### GOAL OF THE EXERCISE
Which lines in the records below hold the word "boxes"? Copy each of them.

____________________

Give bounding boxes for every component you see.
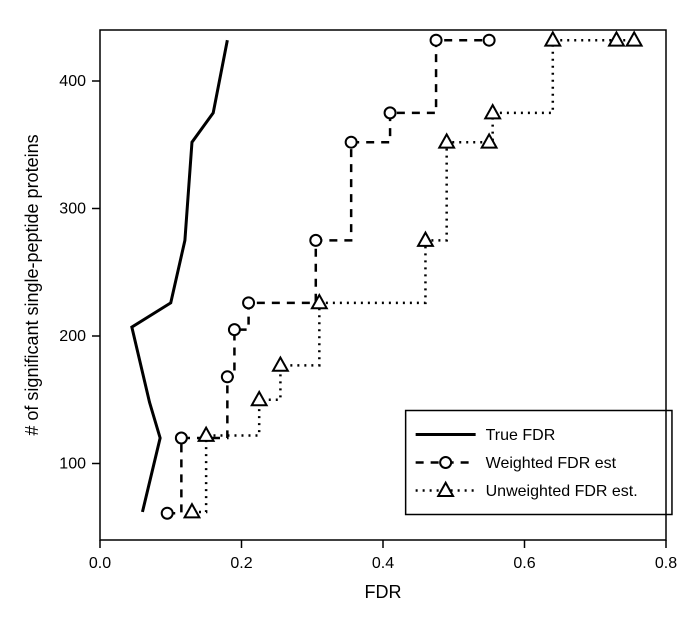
- series-unweighted: [185, 32, 642, 517]
- legend-label: Weighted FDR est: [486, 455, 617, 472]
- triangle-marker: [485, 105, 500, 118]
- circle-marker: [346, 137, 357, 148]
- y-tick-label: 200: [59, 328, 86, 345]
- y-tick-label: 100: [59, 456, 86, 473]
- triangle-marker: [418, 233, 433, 246]
- circle-marker: [484, 35, 495, 46]
- circle-marker: [243, 297, 254, 308]
- chart-container: 0.0 0.2 0.4 0.6 0.8 100 200 300 400 FDR # of signi…: [0, 0, 696, 620]
- y-tick-label: 300: [59, 201, 86, 218]
- x-tick-label: 0.4: [372, 555, 394, 572]
- x-axis-label: FDR: [365, 582, 402, 602]
- circle-marker: [385, 107, 396, 118]
- triangle-marker: [609, 32, 624, 45]
- series-line: [167, 40, 489, 513]
- legend-label: True FDR: [486, 427, 556, 444]
- triangle-marker: [545, 32, 560, 45]
- x-tick-label: 0.2: [230, 555, 252, 572]
- legend: True FDR Weighted FDR est Unweighted FDR e…: [406, 411, 672, 515]
- triangle-marker: [627, 32, 642, 45]
- legend-marker: [440, 457, 451, 468]
- triangle-marker: [273, 358, 288, 371]
- circle-marker: [229, 324, 240, 335]
- y-tick-label: 400: [59, 73, 86, 90]
- triangle-marker: [439, 134, 454, 147]
- circle-marker: [310, 235, 321, 246]
- fdr-line-chart: 0.0 0.2 0.4 0.6 0.8 100 200 300 400 FDR # of signi…: [0, 0, 696, 620]
- series-line: [192, 40, 634, 512]
- x-tick-label: 0.6: [513, 555, 535, 572]
- triangle-marker: [252, 392, 267, 405]
- triangle-marker: [312, 295, 327, 308]
- triangle-marker: [185, 504, 200, 517]
- triangle-marker: [482, 134, 497, 147]
- y-axis-label: # of significant single-peptide proteins: [22, 134, 42, 435]
- x-tick-label: 0.0: [89, 555, 111, 572]
- triangle-marker: [199, 428, 214, 441]
- circle-marker: [162, 508, 173, 519]
- series-weighted: [162, 35, 495, 519]
- x-tick-label: 0.8: [655, 555, 677, 572]
- circle-marker: [176, 433, 187, 444]
- legend-label: Unweighted FDR est.: [486, 483, 638, 500]
- circle-marker: [431, 35, 442, 46]
- circle-marker: [222, 371, 233, 382]
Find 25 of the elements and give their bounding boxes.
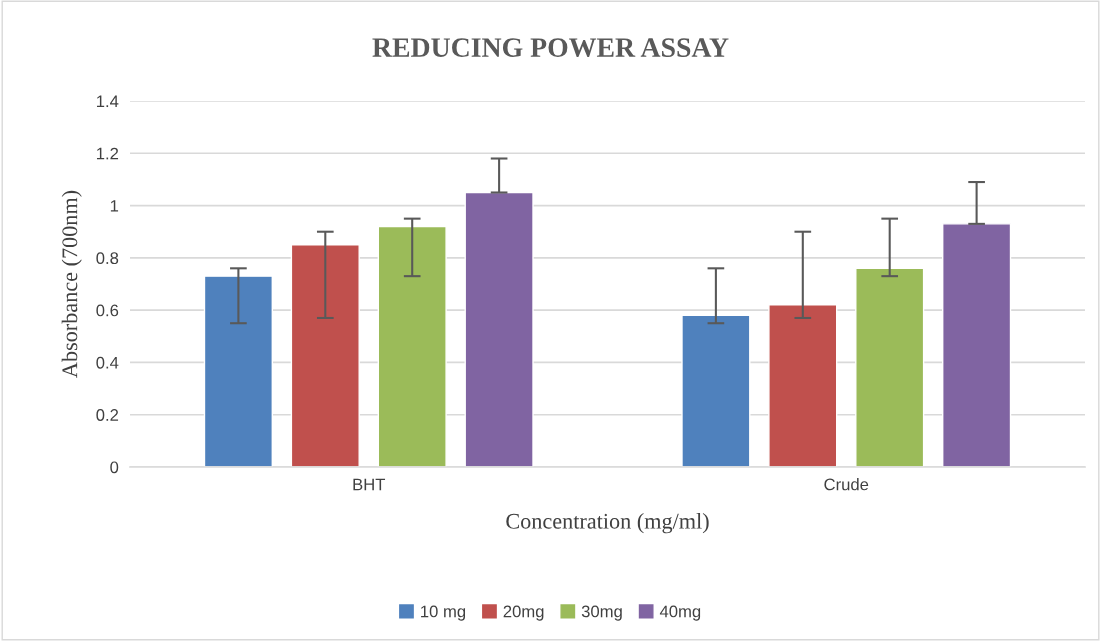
y-tick-label: 0.4 [96,356,119,369]
bar [377,225,447,467]
y-tick-label: 0.8 [96,252,119,265]
bar [768,304,838,467]
x-tick-label: Crude [824,478,869,491]
chart-title: REDUCING POWER ASSAY [372,38,729,58]
bar [942,223,1012,467]
y-tick-label: 1 [110,200,119,212]
bar [464,191,534,467]
y-axis-title: Absorbance (700nm) [61,190,82,378]
y-tick-label: 1.2 [96,147,119,160]
x-axis-title: Concentration (mg/ml) [506,513,709,534]
bar [290,244,360,467]
bar [681,314,751,467]
y-tick-label: 0.6 [96,304,119,317]
legend-label: 10 mg [421,605,466,621]
bar [855,267,925,467]
legend-label: 20mg [503,605,544,621]
legend-label: 40mg [659,605,701,621]
y-tick-label: 0 [110,461,119,474]
y-tick-label: 0.2 [96,409,119,421]
x-tick-label: BHT [353,478,386,491]
legend-label: 30mg [581,605,622,621]
bar [203,275,273,467]
y-tick-label: 1.4 [96,95,119,108]
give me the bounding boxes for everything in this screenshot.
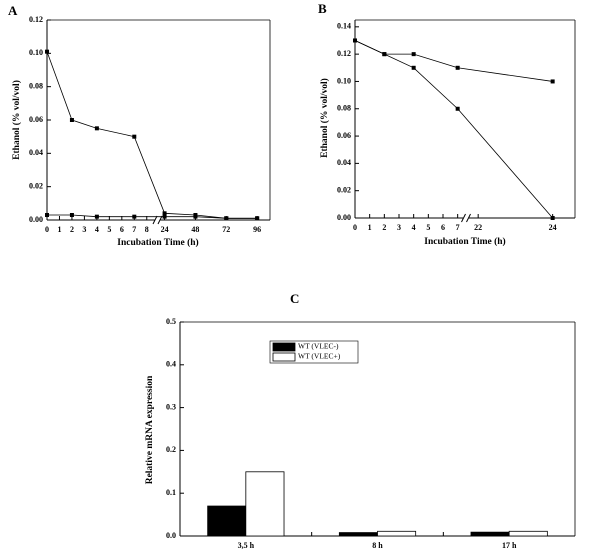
y-tick-label: 0.00 — [337, 213, 351, 222]
x-tick-label: 8 h — [372, 541, 383, 550]
x-tick-label: 24 — [549, 223, 557, 232]
y-tick-label: 0.2 — [166, 445, 176, 454]
bar — [245, 471, 285, 537]
x-axis-label: Incubation Time (h) — [424, 236, 505, 247]
series-line — [354, 40, 553, 82]
x-tick-label: 2 — [70, 225, 74, 234]
panel-label: A — [8, 3, 18, 18]
point — [255, 216, 260, 221]
x-tick-label: 1 — [368, 223, 372, 232]
bar — [377, 530, 417, 537]
point — [94, 126, 99, 131]
legend-swatch — [272, 352, 296, 362]
axis-break — [157, 215, 163, 225]
legend-swatch — [272, 342, 296, 352]
point — [45, 49, 49, 54]
axis-break-gap — [154, 218, 161, 222]
y-tick-label: 0.12 — [337, 49, 351, 58]
y-tick-label: 0.3 — [166, 402, 176, 411]
bar — [470, 531, 510, 537]
axis-break — [461, 213, 466, 223]
x-tick-label: 6 — [120, 225, 124, 234]
point — [224, 216, 229, 221]
y-axis-label: Relative mRNA expression — [145, 375, 155, 484]
axis-break — [466, 213, 471, 223]
legend-label: WT (VLEC-) — [298, 342, 339, 351]
x-tick-label: 0 — [353, 223, 357, 232]
x-tick-label: 24 — [161, 225, 169, 234]
y-tick-label: 0.14 — [337, 22, 351, 31]
series-line — [46, 51, 258, 219]
x-axis-label: Incubation Time (h) — [117, 237, 198, 248]
y-tick-label: 0.06 — [29, 115, 43, 124]
y-tick-label: 0.08 — [29, 81, 43, 90]
y-tick-label: 0.00 — [29, 215, 43, 224]
point — [455, 106, 460, 111]
point — [132, 214, 137, 219]
x-tick-label: 5 — [426, 223, 430, 232]
y-tick-label: 0.10 — [29, 48, 43, 57]
x-tick-label: 5 — [107, 225, 111, 234]
y-tick-label: 0.12 — [29, 15, 43, 24]
x-tick-label: 0 — [45, 225, 49, 234]
point — [69, 118, 74, 122]
x-tick-label: 2 — [382, 223, 386, 232]
point — [132, 134, 137, 139]
point — [69, 213, 74, 217]
x-tick-label: 8 — [145, 225, 149, 234]
y-tick-label: 0.0 — [166, 531, 176, 540]
y-tick-label: 0.02 — [29, 181, 43, 190]
point — [45, 213, 49, 217]
point — [382, 52, 387, 57]
series-line — [47, 214, 258, 219]
y-tick-label: 0.06 — [337, 131, 351, 140]
x-tick-label: 4 — [95, 225, 99, 234]
y-tick-label: 0.1 — [166, 488, 176, 497]
panel-label: C — [290, 291, 299, 306]
x-tick-label: 17 h — [502, 541, 517, 550]
legend-label: WT (VLEC+) — [298, 352, 341, 361]
point — [193, 214, 198, 219]
x-tick-label: 48 — [191, 225, 199, 234]
x-tick-label: 22 — [474, 223, 482, 232]
y-tick-label: 0.5 — [166, 317, 176, 326]
series-line — [354, 40, 553, 219]
bar — [338, 532, 378, 537]
point — [550, 216, 555, 220]
x-tick-label: 72 — [222, 225, 230, 234]
point — [455, 65, 460, 70]
y-tick-label: 0.02 — [337, 186, 351, 195]
bar — [207, 505, 247, 537]
point — [162, 211, 167, 216]
panel-label: B — [318, 1, 327, 16]
point — [162, 214, 167, 219]
y-tick-label: 0.4 — [166, 360, 176, 369]
y-axis-label: Ethanol (% vol/vol) — [319, 78, 330, 158]
x-tick-label: 96 — [253, 225, 261, 234]
point — [94, 214, 99, 219]
x-tick-label: 3,5 h — [238, 541, 255, 550]
bar — [508, 530, 548, 537]
axis-break — [152, 215, 158, 225]
y-axis-label: Ethanol (% vol/vol) — [11, 80, 22, 160]
x-tick-label: 3 — [82, 225, 86, 234]
x-tick-label: 3 — [397, 223, 401, 232]
y-tick-label: 0.04 — [337, 158, 351, 167]
y-tick-label: 0.04 — [29, 148, 43, 157]
point — [411, 52, 416, 57]
y-tick-label: 0.10 — [337, 76, 351, 85]
x-tick-label: 6 — [441, 223, 445, 232]
point — [353, 38, 357, 43]
x-tick-label: 7 — [132, 225, 136, 234]
y-tick-label: 0.08 — [337, 104, 351, 113]
x-tick-label: 4 — [412, 223, 416, 232]
point — [550, 79, 555, 84]
x-tick-label: 1 — [57, 225, 61, 234]
x-tick-label: 7 — [456, 223, 460, 232]
axis-break-gap — [463, 216, 469, 220]
point — [411, 65, 416, 70]
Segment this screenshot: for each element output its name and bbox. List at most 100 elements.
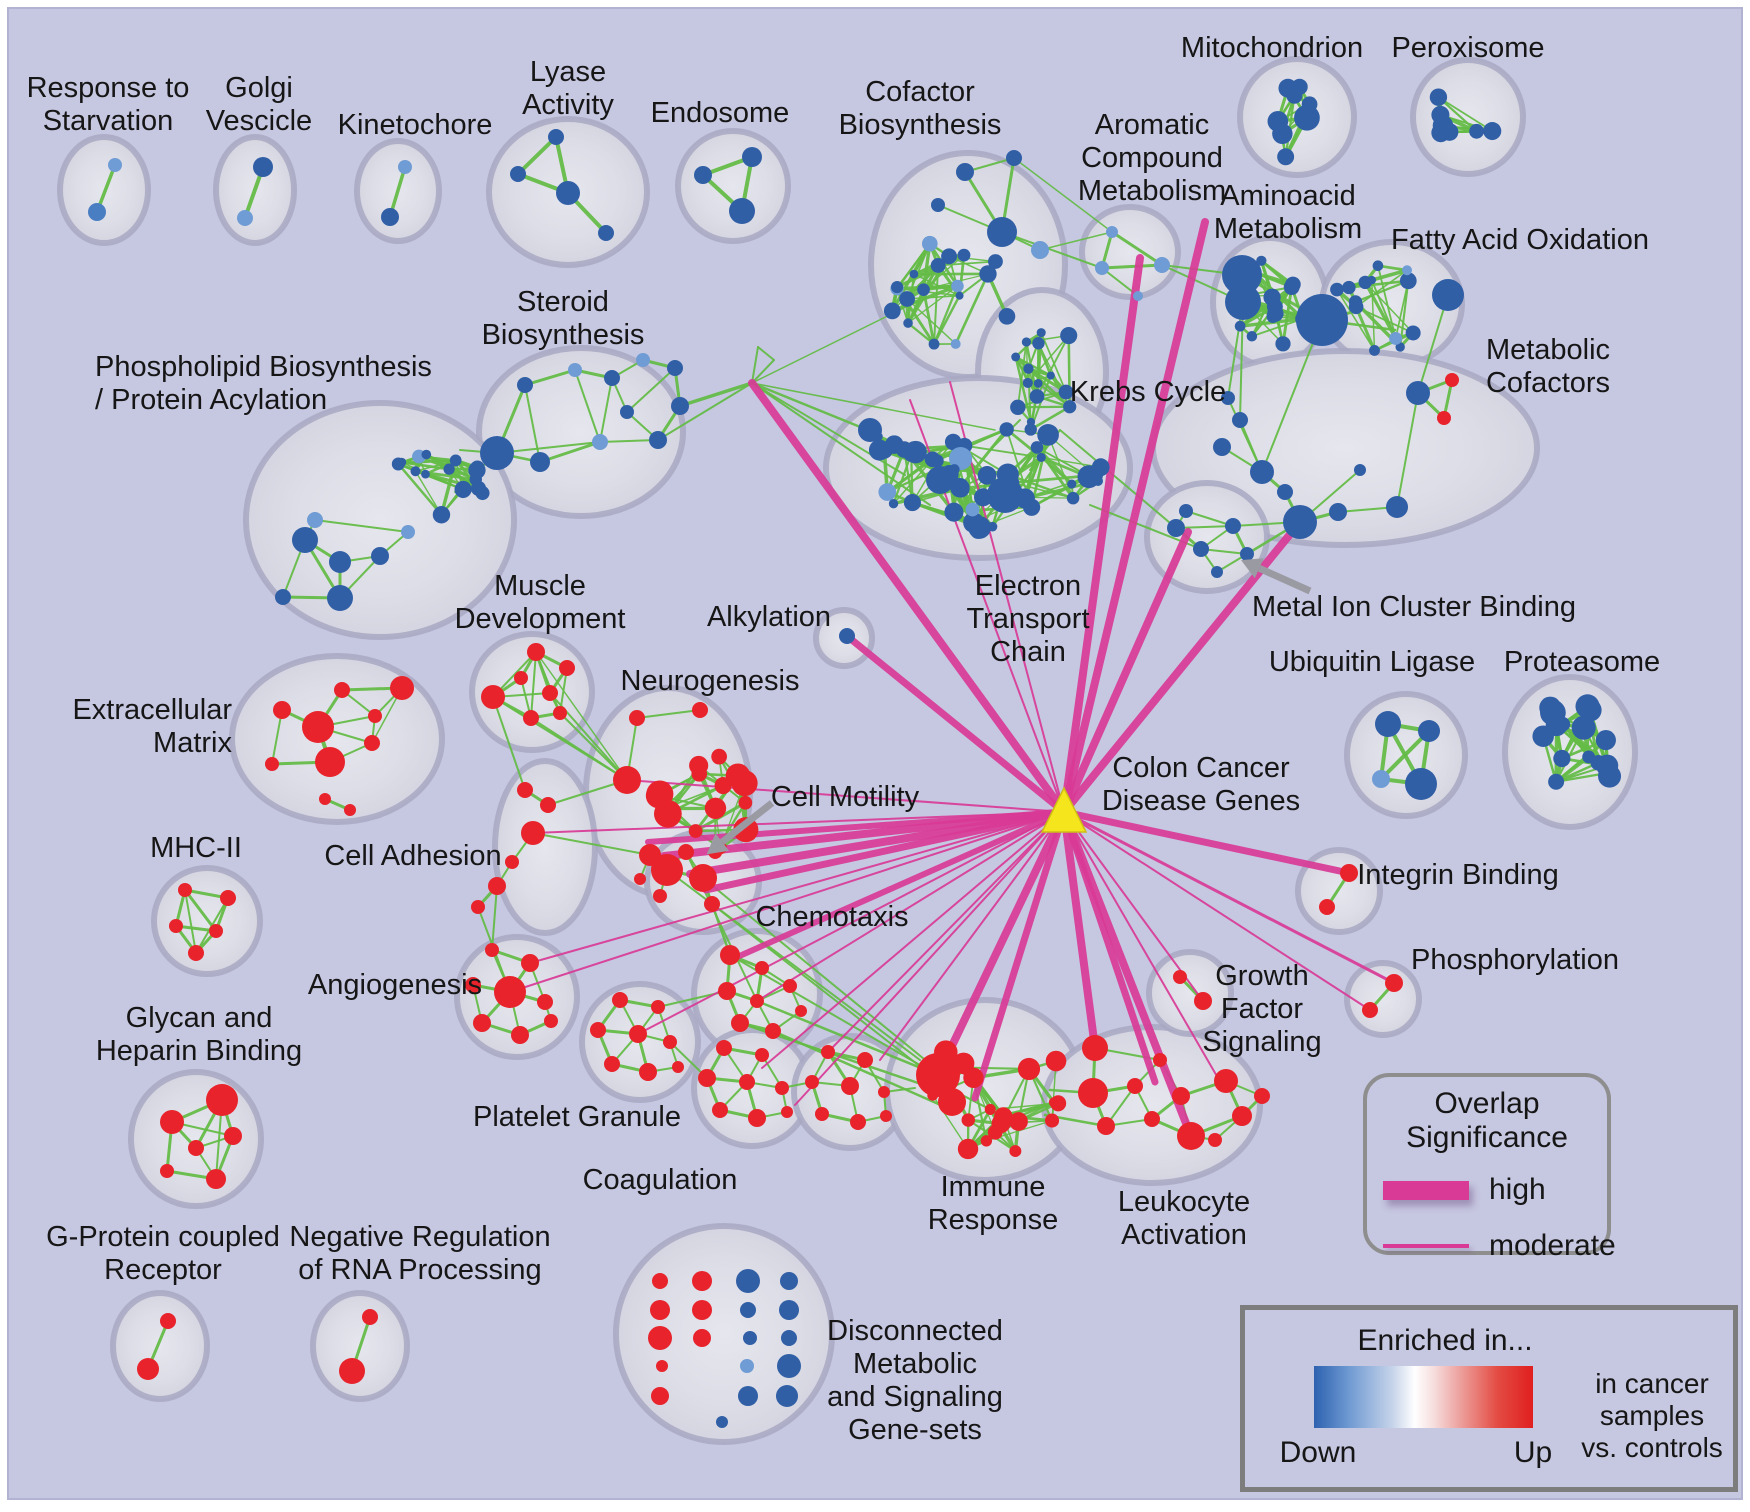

____________________

### EXERCISE OUTPUT
Give bounding boxes for every component you see.
Find 25 of the elements and give their bounding boxes.
give me the bounding boxes for everything in this screenshot.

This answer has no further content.